Exactly reproduce the lines that follow.

─── Items

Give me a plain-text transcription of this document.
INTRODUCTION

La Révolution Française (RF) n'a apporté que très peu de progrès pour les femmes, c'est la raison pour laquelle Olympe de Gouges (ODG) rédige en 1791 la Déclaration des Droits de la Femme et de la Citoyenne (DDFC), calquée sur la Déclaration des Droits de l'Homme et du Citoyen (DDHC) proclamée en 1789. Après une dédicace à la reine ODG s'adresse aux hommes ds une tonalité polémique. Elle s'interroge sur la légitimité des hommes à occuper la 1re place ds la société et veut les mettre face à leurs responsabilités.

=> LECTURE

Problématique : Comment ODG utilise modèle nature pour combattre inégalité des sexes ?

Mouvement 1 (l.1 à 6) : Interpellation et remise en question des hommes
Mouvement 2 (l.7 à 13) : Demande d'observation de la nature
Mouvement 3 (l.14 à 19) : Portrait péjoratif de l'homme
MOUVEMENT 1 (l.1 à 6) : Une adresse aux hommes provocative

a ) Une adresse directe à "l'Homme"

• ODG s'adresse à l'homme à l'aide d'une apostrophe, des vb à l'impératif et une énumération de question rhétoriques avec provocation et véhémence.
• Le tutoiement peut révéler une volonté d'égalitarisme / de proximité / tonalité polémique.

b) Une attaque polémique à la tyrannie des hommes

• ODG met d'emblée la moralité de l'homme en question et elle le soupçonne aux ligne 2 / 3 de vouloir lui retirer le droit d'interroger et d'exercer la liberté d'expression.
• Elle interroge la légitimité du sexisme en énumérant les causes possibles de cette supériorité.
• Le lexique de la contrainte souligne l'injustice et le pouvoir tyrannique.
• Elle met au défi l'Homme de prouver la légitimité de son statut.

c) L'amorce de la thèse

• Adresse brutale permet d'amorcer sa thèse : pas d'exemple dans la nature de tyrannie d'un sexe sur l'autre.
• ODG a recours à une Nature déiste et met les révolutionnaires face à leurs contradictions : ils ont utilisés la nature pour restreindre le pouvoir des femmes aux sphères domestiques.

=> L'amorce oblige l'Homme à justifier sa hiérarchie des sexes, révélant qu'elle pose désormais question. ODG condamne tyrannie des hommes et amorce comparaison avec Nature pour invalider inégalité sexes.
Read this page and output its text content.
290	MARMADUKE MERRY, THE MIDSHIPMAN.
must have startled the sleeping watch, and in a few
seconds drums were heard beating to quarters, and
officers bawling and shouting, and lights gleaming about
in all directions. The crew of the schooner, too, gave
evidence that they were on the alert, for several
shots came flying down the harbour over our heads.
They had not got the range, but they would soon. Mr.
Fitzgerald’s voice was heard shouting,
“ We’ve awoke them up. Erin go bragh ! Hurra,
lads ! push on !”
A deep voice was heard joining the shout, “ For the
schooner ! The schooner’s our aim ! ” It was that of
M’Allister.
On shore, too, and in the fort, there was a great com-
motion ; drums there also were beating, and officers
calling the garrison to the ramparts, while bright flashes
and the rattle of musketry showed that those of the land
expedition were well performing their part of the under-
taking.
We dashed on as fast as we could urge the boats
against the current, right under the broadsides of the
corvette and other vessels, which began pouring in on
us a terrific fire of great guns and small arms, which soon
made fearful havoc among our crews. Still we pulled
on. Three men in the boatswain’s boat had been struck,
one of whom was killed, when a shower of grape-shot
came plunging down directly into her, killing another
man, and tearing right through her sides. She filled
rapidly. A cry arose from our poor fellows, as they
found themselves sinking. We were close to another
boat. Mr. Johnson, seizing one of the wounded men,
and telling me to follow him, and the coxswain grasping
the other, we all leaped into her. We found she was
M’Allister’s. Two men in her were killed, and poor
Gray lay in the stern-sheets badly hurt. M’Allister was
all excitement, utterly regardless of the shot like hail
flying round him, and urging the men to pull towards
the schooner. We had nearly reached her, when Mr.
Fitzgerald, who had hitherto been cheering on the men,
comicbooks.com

──────

### Result of this exercise
Give me a plain-text transcription of this document.
INTRODUCTION

La Révolution Française (RF) n'a apporté que très peu de progrès pour les femmes, c'est la raison pour laquelle Olympe de Gouges (ODG) rédige en 1791 la Déclaration des Droits de la Femme et de la Citoyenne (DDFC), calquée sur la Déclaration des Droits de l'Homme et du Citoyen (DDHC) proclamée en 1789. Après une dédicace à la reine ODG s'adresse aux hommes ds une tonalité polémique. Elle s'interroge sur la légitimité des hommes à occuper la 1re place ds la société et veut les mettre face à leurs responsabilités.

=> LECTURE

Problématique : Comment ODG utilise modèle nature pour combattre inégalité des sexes ?

Mouvement 1 (l.1 à 6) : Interpellation et remise en question des hommes
Mouvement 2 (l.7 à 13) : Demande d'observation de la nature
Mouvement 3 (l.14 à 19) : Portrait péjoratif de l'homme
MOUVEMENT 1 (l.1 à 6) : Une adresse aux hommes provocative

a ) Une adresse directe à "l'Homme"

• ODG s'adresse à l'homme à l'aide d'une apostrophe, des vb à l'impératif et une énumération de question rhétoriques avec provocation et véhémence.
• Le tutoiement peut révéler une volonté d'égalitarisme / de proximité / tonalité polémique.

b) Une attaque polémique à la tyrannie des hommes

• ODG met d'emblée la moralité de l'homme en question et elle le soupçonne aux ligne 2 / 3 de vouloir lui retirer le droit d'interroger et d'exercer la liberté d'expression.
• Elle interroge la légitimité du sexisme en énumérant les causes possibles de cette supériorité.
• Le lexique de la contrainte souligne l'injustice et le pouvoir tyrannique.
• Elle met au défi l'Homme de prouver la légitimité de son statut.

c) L'amorce de la thèse

• Adresse brutale permet d'amorcer sa thèse : pas d'exemple dans la nature de tyrannie d'un sexe sur l'autre.
• ODG a recours à une Nature déiste et met les révolutionnaires face à leurs contradictions : ils ont utilisés la nature pour restreindre le pouvoir des femmes aux sphères domestiques.

=> L'amorce oblige l'Homme à justifier sa hiérarchie des sexes, révélant qu'elle pose désormais question. ODG condamne tyrannie des hommes et amorce comparaison avec Nature pour invalider inégalité sexes.
Read this page and output its text content.
290	MARMADUKE MERRY, THE MIDSHIPMAN.
must have startled the sleeping watch, and in a few
seconds drums were heard beating to quarters, and
officers bawling and shouting, and lights gleaming about
in all directions. The crew of the schooner, too, gave
evidence that they were on the alert, for several
shots came flying down the harbour over our heads.
They had not got the range, but they would soon. Mr.
Fitzgerald’s voice was heard shouting,
“ We’ve awoke them up. Erin go bragh ! Hurra,
lads ! push on !”
A deep voice was heard joining the shout, “ For the
schooner ! The schooner’s our aim ! ” It was that of
M’Allister.
On shore, too, and in the fort, there was a great com-
motion ; drums there also were beating, and officers
calling the garrison to the ramparts, while bright flashes
and the rattle of musketry showed that those of the land
expedition were well performing their part of the under-
taking.
We dashed on as fast as we could urge the boats
against the current, right under the broadsides of the
corvette and other vessels, which began pouring in on
us a terrific fire of great guns and small arms, which soon
made fearful havoc among our crews. Still we pulled
on. Three men in the boatswain’s boat had been struck,
one of whom was killed, when a shower of grape-shot
came plunging down directly into her, killing another
man, and tearing right through her sides. She filled
rapidly. A cry arose from our poor fellows, as they
found themselves sinking. We were close to another
boat. Mr. Johnson, seizing one of the wounded men,
and telling me to follow him, and the coxswain grasping
the other, we all leaped into her. We found she was
M’Allister’s. Two men in her were killed, and poor
Gray lay in the stern-sheets badly hurt. M’Allister was
all excitement, utterly regardless of the shot like hail
flying round him, and urging the men to pull towards
the schooner. We had nearly reached her, when Mr.
Fitzgerald, who had hitherto been cheering on the men,
comicbooks.com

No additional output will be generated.